[Data excerpts]
************

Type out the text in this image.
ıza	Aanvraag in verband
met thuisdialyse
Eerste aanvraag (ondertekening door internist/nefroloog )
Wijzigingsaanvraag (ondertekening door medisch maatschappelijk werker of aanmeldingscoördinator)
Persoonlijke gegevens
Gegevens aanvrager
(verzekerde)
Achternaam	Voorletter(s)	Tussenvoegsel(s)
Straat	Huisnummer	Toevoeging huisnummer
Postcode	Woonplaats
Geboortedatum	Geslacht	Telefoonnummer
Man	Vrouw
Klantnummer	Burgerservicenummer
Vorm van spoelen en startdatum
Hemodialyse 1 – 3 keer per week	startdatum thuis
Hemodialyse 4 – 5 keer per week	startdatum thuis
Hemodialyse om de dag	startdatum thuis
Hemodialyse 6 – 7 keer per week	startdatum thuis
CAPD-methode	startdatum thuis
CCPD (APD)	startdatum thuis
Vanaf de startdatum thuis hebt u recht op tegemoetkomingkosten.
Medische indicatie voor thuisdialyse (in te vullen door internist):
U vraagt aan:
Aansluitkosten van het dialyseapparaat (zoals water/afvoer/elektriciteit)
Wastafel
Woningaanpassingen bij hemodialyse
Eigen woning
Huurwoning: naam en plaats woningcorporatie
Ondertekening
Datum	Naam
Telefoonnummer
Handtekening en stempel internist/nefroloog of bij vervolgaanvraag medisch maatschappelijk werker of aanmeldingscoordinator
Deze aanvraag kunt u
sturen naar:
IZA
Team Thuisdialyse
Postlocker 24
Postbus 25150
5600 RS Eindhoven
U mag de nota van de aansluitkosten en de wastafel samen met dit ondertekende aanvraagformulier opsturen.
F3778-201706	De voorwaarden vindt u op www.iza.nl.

************

**TASK PROMPT**
Using the data above, return each line exactly as written.

**FULL ANSWER**
Type out the text in this image.
ıza	Aanvraag in verband
met thuisdialyse
Eerste aanvraag (ondertekening door internist/nefroloog )
Wijzigingsaanvraag (ondertekening door medisch maatschappelijk werker of aanmeldingscoördinator)
Persoonlijke gegevens
Gegevens aanvrager
(verzekerde)
Achternaam	Voorletter(s)	Tussenvoegsel(s)
Straat	Huisnummer	Toevoeging huisnummer
Postcode	Woonplaats
Geboortedatum	Geslacht	Telefoonnummer
Man	Vrouw
Klantnummer	Burgerservicenummer
Vorm van spoelen en startdatum
Hemodialyse 1 – 3 keer per week	startdatum thuis
Hemodialyse 4 – 5 keer per week	startdatum thuis
Hemodialyse om de dag	startdatum thuis
Hemodialyse 6 – 7 keer per week	startdatum thuis
CAPD-methode	startdatum thuis
CCPD (APD)	startdatum thuis
Vanaf de startdatum thuis hebt u recht op tegemoetkomingkosten.
Medische indicatie voor thuisdialyse (in te vullen door internist):
U vraagt aan:
Aansluitkosten van het dialyseapparaat (zoals water/afvoer/elektriciteit)
Wastafel
Woningaanpassingen bij hemodialyse
Eigen woning
Huurwoning: naam en plaats woningcorporatie
Ondertekening
Datum	Naam
Telefoonnummer
Handtekening en stempel internist/nefroloog of bij vervolgaanvraag medisch maatschappelijk werker of aanmeldingscoordinator
Deze aanvraag kunt u
sturen naar:
IZA
Team Thuisdialyse
Postlocker 24
Postbus 25150
5600 RS Eindhoven
U mag de nota van de aansluitkosten en de wastafel samen met dit ondertekende aanvraagformulier opsturen.
F3778-201706	De voorwaarden vindt u op www.iza.nl.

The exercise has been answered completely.